Challenge:
Repeat all of the material exactly as given.

Material provided:
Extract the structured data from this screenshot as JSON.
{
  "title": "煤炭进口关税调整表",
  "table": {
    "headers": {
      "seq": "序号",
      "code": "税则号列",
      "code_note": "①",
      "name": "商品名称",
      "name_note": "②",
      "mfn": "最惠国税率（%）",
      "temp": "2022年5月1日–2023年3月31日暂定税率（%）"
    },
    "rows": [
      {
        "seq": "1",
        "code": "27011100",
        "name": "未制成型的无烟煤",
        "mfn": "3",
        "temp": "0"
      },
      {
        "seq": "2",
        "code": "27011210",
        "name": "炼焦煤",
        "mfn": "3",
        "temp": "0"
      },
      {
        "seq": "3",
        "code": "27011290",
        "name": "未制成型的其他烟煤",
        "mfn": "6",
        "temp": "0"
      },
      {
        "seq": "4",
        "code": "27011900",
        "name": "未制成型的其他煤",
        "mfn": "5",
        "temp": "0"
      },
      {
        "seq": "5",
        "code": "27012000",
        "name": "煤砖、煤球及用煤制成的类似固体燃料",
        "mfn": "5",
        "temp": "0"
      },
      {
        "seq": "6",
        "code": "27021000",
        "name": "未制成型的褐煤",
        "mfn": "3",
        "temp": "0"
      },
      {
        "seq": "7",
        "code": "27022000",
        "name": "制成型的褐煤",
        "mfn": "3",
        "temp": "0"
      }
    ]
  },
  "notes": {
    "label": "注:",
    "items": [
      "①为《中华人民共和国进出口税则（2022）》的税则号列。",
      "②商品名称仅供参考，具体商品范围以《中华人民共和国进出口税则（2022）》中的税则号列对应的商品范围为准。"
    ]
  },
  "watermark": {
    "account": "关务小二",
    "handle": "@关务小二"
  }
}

Solution to the exercise:
Extract the structured data from this screenshot as JSON.
{
  "title": "煤炭进口关税调整表",
  "table": {
    "headers": {
      "seq": "序号",
      "code": "税则号列",
      "code_note": "①",
      "name": "商品名称",
      "name_note": "②",
      "mfn": "最惠国税率（%）",
      "temp": "2022年5月1日–2023年3月31日暂定税率（%）"
    },
    "rows": [
      {
        "seq": "1",
        "code": "27011100",
        "name": "未制成型的无烟煤",
        "mfn": "3",
        "temp": "0"
      },
      {
        "seq": "2",
        "code": "27011210",
        "name": "炼焦煤",
        "mfn": "3",
        "temp": "0"
      },
      {
        "seq": "3",
        "code": "27011290",
        "name": "未制成型的其他烟煤",
        "mfn": "6",
        "temp": "0"
      },
      {
        "seq": "4",
        "code": "27011900",
        "name": "未制成型的其他煤",
        "mfn": "5",
        "temp": "0"
      },
      {
        "seq": "5",
        "code": "27012000",
        "name": "煤砖、煤球及用煤制成的类似固体燃料",
        "mfn": "5",
        "temp": "0"
      },
      {
        "seq": "6",
        "code": "27021000",
        "name": "未制成型的褐煤",
        "mfn": "3",
        "temp": "0"
      },
      {
        "seq": "7",
        "code": "27022000",
        "name": "制成型的褐煤",
        "mfn": "3",
        "temp": "0"
      }
    ]
  },
  "notes": {
    "label": "注:",
    "items": [
      "①为《中华人民共和国进出口税则（2022）》的税则号列。",
      "②商品名称仅供参考，具体商品范围以《中华人民共和国进出口税则（2022）》中的税则号列对应的商品范围为准。"
    ]
  },
  "watermark": {
    "account": "关务小二",
    "handle": "@关务小二"
  }
}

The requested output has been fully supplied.